----- Selection -----

Content Warning: This section of the guide contains discussion of graphic violence, cursing, and sexual content.

Part 1: “The Ceasefire”

Prologue 1 Summary: “Tempest’s Floor 8 Recap School Report”

Tempest, a young Nullian (an alien species), fixes Quasar’s plumbing in exchange for an interview about the eighth floor for her school report. Quasar, her uncle and attorney to Carl and Donut, recaps: The eighth floor was a monster card-collecting game where Carl and Donut accumulated several cards. Carl killed Quan over a stolen key, inherited fellow crawler Tsren’s flamethrower and pet meatball after her death, and Sister Ines allied with demon Amayon before dying at Louis’s hands. Louis was marked by goddess Ysalte, who was then killed by Paz, who had been turned into a card.


Quasar mentions a secret event involving one of the women in Carl’s party that will be important later. He explains the ninth-floor trap: Donut and Katia are bound until all Naga (a powerful Syndicate race) are eliminated, after which only one can leave. Katia has a deal with CEO Huanxin Jinx to become a celestial attendant by eating a special flower. Quasar mentions the 10 Faction Wars teams, including the Princess Posse and the NPC team led by Juice Box. When Tempest asks if Quasar is in danger for representing Carl, he confirms they all are.

Prologue 2 Summary: “Christmas Morning”

During a memory from the eighth floor just before collapse, Carl watches Paulie at a shelter. The world freezes, and Paulie speaks directly to Carl through a message allowed by the system AI. Paulie explains that beings like him exist to teach infant AIs communication and that the crawl is unnecessary—driven by greed, harvesting rare elements from living beings to feed a bloated central system that could sustain itself without it.


Paulie instructs Carl to drink his coffee, which contains the Containment Interface, an illegal neural enhancement granting access to a fail-safe that can trigger the local star to go nova. The entity identifies as Goff but admits being cross-contaminated by Paulie’s compassion. He advises Carl to use the fail-safe only as a last resort. Carl receives a notification that the Containment Interface is installing and is transported to Orren’s office.

----- Data rows -----

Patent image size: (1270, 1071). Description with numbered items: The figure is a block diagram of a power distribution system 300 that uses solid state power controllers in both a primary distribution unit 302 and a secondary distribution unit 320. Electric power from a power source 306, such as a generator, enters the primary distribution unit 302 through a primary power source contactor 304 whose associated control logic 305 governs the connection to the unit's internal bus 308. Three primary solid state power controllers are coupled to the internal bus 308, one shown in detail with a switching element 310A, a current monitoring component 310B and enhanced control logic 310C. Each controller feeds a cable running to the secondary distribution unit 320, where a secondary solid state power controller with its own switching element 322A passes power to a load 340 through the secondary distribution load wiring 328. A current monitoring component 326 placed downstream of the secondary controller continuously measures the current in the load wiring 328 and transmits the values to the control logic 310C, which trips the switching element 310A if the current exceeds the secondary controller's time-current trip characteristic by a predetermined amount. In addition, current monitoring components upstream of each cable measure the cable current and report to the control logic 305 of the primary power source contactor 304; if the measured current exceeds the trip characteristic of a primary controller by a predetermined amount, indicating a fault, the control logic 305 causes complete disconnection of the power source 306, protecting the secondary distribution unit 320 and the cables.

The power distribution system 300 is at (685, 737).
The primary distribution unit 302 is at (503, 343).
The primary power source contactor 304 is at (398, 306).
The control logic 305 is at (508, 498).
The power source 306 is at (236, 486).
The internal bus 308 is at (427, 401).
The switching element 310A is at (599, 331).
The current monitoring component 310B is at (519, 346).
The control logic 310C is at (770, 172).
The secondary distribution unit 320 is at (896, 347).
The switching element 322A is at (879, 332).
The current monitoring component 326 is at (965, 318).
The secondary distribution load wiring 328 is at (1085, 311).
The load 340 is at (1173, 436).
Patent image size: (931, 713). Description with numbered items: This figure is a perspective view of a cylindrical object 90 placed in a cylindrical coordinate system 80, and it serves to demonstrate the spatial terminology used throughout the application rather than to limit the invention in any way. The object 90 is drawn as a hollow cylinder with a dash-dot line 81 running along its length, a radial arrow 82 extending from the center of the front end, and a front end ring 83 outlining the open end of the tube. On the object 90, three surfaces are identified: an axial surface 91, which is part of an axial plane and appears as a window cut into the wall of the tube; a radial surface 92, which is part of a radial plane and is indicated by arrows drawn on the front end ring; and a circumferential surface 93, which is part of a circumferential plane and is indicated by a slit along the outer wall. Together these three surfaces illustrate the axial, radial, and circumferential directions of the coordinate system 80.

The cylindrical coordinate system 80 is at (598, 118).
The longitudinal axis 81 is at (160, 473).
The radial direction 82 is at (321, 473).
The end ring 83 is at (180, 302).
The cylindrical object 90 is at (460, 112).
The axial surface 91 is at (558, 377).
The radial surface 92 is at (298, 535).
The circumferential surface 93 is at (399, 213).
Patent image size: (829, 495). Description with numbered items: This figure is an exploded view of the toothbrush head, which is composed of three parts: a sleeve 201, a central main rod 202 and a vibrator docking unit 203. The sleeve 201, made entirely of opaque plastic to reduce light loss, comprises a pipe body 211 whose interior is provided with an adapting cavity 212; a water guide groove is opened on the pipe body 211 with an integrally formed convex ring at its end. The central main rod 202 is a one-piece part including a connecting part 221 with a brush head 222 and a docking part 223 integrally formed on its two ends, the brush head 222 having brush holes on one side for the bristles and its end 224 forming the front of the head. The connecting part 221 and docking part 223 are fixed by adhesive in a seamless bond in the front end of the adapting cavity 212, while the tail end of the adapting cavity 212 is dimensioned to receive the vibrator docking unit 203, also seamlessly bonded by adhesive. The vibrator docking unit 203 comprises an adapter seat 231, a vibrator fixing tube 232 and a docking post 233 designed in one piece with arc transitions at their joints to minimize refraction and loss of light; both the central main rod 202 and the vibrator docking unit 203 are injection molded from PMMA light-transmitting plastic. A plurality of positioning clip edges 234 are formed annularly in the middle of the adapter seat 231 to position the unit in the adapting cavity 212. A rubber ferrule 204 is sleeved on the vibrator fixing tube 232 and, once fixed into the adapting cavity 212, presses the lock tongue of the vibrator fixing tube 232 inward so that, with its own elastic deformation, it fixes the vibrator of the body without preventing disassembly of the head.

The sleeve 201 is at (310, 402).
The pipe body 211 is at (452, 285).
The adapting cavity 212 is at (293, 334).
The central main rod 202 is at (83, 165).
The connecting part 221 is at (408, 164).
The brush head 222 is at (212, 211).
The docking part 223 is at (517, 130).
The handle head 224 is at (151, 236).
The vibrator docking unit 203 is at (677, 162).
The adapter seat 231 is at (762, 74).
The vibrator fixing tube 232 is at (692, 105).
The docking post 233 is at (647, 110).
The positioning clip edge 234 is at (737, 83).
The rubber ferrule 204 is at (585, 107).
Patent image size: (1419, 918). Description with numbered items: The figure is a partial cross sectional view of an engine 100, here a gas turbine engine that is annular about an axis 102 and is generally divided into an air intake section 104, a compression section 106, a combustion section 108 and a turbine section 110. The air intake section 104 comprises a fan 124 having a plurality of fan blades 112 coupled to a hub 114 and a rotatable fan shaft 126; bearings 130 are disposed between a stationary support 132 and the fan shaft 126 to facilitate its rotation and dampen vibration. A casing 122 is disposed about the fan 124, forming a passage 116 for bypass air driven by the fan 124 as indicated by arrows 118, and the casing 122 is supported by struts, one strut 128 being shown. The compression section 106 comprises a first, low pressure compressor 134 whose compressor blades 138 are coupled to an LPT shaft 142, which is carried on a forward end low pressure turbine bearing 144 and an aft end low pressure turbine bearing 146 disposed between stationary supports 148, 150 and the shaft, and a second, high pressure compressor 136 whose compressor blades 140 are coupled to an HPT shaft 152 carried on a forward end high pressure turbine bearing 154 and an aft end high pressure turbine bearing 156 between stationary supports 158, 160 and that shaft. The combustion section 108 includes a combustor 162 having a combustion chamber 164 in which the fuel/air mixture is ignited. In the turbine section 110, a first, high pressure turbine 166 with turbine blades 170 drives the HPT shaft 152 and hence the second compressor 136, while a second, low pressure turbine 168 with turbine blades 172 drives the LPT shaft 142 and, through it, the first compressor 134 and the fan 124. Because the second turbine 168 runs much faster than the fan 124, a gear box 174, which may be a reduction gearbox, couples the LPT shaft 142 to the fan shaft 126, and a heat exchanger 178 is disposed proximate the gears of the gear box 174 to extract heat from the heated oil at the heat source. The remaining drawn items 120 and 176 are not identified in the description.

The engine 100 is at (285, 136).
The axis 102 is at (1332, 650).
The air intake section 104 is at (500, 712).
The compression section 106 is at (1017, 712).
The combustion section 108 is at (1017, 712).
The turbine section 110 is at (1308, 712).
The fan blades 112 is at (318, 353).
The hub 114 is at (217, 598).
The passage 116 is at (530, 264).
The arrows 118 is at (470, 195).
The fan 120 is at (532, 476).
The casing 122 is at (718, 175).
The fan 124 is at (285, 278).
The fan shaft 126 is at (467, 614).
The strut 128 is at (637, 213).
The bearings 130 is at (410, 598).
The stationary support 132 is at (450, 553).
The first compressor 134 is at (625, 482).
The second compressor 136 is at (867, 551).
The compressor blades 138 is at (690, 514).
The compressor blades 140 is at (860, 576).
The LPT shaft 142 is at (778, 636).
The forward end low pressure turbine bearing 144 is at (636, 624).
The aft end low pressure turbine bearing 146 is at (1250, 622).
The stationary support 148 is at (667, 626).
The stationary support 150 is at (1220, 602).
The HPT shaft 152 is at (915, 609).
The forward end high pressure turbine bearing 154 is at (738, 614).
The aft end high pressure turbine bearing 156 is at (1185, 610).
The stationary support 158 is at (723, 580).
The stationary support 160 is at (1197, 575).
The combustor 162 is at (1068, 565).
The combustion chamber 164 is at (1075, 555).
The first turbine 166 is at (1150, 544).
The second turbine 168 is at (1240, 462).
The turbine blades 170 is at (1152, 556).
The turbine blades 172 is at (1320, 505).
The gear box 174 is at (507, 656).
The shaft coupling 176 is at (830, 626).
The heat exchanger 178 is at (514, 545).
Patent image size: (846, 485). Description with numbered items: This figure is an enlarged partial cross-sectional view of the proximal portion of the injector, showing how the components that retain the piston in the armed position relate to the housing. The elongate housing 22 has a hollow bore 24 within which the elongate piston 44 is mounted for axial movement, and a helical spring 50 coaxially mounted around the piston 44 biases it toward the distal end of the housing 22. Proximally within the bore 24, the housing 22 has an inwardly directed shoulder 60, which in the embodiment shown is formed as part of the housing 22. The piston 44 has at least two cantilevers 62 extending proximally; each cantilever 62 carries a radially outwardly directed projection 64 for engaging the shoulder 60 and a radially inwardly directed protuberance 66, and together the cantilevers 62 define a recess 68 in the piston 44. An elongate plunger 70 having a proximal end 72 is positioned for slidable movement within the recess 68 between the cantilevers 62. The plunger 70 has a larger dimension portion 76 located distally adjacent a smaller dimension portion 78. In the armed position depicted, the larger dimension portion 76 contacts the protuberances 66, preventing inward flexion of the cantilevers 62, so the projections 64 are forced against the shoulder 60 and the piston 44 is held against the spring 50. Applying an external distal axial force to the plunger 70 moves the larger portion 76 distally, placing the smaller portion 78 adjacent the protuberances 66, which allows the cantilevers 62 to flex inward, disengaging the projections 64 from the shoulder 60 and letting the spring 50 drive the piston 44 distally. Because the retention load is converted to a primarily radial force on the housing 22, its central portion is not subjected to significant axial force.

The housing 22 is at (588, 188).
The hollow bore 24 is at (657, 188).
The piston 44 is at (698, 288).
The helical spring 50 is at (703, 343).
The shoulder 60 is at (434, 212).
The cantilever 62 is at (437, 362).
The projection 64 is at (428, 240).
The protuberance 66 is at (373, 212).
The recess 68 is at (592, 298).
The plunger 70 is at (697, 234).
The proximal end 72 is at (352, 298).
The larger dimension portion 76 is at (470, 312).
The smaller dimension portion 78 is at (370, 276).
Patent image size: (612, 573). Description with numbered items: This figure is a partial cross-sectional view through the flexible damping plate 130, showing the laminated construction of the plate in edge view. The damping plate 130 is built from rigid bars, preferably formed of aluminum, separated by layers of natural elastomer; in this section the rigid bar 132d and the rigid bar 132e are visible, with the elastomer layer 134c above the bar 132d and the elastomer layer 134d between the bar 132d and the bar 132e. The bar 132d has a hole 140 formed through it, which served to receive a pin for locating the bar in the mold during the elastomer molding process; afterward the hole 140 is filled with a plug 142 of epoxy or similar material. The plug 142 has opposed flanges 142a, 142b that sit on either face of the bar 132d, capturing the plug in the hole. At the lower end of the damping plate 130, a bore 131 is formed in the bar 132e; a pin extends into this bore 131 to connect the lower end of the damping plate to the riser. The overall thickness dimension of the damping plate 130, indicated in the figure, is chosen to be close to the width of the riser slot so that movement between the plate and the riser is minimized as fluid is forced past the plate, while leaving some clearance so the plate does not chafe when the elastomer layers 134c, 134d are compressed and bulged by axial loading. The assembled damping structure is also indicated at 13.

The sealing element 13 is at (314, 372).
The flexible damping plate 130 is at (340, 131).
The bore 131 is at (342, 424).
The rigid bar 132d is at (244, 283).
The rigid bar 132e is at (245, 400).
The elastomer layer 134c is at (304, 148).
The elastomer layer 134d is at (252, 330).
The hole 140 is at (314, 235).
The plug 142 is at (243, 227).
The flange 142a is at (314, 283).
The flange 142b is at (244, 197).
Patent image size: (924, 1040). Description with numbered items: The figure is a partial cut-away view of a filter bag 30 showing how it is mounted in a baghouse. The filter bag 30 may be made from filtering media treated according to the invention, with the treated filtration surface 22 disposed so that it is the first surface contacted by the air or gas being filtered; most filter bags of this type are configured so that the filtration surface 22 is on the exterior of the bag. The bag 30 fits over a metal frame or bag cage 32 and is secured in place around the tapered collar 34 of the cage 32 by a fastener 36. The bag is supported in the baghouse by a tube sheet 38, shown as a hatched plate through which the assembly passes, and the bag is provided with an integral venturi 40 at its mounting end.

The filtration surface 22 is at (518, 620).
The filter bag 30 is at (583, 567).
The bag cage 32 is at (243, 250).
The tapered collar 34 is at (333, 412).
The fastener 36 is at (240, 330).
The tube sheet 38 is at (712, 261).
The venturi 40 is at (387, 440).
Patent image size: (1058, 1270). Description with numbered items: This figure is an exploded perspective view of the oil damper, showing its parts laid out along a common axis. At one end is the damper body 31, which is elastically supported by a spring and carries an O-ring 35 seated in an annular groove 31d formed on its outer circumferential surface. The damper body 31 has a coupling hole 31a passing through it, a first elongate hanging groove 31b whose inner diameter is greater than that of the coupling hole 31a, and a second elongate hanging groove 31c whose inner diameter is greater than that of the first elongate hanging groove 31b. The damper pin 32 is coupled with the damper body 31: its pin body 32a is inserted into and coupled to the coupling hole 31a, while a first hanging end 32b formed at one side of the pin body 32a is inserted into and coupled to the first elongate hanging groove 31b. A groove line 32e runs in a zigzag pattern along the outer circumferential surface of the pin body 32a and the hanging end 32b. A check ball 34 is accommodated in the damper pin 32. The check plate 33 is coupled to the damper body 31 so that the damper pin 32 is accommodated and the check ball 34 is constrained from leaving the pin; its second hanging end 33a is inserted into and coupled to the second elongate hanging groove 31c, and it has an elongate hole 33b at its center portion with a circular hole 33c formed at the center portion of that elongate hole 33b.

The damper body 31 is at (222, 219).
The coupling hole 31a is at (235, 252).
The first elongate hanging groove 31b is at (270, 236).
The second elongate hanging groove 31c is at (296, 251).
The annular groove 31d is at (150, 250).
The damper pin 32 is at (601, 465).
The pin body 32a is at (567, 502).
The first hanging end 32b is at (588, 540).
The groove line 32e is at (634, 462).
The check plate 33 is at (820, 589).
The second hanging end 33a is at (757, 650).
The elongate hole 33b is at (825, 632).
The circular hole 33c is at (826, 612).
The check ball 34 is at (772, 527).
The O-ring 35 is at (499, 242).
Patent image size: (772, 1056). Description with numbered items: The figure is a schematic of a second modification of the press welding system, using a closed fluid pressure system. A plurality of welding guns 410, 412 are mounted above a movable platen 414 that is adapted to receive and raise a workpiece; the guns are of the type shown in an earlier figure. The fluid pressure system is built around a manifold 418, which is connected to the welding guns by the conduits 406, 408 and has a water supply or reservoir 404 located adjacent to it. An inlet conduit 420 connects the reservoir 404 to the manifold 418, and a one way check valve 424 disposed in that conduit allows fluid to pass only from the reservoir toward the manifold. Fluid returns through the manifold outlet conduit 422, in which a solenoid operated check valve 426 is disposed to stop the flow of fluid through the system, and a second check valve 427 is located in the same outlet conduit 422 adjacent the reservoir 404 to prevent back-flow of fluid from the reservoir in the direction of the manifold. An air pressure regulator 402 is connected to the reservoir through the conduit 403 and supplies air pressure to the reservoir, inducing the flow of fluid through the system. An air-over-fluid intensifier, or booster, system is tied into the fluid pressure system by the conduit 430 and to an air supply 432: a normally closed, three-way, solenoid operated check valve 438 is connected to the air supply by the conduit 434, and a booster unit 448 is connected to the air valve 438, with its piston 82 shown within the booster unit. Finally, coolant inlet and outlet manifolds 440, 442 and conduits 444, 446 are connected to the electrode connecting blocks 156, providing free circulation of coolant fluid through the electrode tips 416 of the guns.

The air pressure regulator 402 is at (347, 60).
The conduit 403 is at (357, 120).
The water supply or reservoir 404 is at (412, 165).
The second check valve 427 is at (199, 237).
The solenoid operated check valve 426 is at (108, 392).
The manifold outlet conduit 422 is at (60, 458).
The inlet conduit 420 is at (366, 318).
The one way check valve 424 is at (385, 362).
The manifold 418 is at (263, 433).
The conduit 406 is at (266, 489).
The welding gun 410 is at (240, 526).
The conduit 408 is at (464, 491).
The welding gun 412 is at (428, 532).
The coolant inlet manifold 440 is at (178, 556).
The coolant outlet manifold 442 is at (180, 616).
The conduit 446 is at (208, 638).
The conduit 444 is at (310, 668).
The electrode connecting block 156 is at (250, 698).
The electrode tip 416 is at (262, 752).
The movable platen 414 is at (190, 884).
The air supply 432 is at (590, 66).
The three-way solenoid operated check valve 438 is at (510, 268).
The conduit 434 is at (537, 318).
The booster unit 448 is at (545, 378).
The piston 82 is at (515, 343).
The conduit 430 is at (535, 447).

-----

Instruction A —
Transcribe the stretch of the summary from "During a memory" through "to Orren’s office.".
Instruction B —
Render this sentence from the summary in Spanish: "He advises Carl to use the fail-safe only as a last resort."
Instruction C —
According to the summary's recap of the eighth floor, which characters died?
The entries play no part in any of the work here.

Written solution A —
During a memory from the eighth floor just before collapse, Carl watches Paulie at a shelter. The world freezes, and Paulie speaks directly to Carl through a message allowed by the system AI. Paulie explains that beings like him exist to teach infant AIs communication and that the crawl is unnecessary—driven by greed, harvesting rare elements from living beings to feed a bloated central system that could sustain itself without it.


Paulie instructs Carl to drink his coffee, which contains the Containment Interface, an illegal neural enhancement granting access to a fail-safe that can trigger the local star to go nova. The entity identifies as Goff but admits being cross-contaminated by Paulie’s compassion. He advises Carl to use the fail-safe only as a last resort. Carl receives a notification that the Containment Interface is installing and is transported to Orren’s office.

Written solution B —
Le aconseja a Carl que use el mecanismo de seguridad solo como último recurso.

Written solution C —
Quan
Tsren
Sister Ines
Ysalte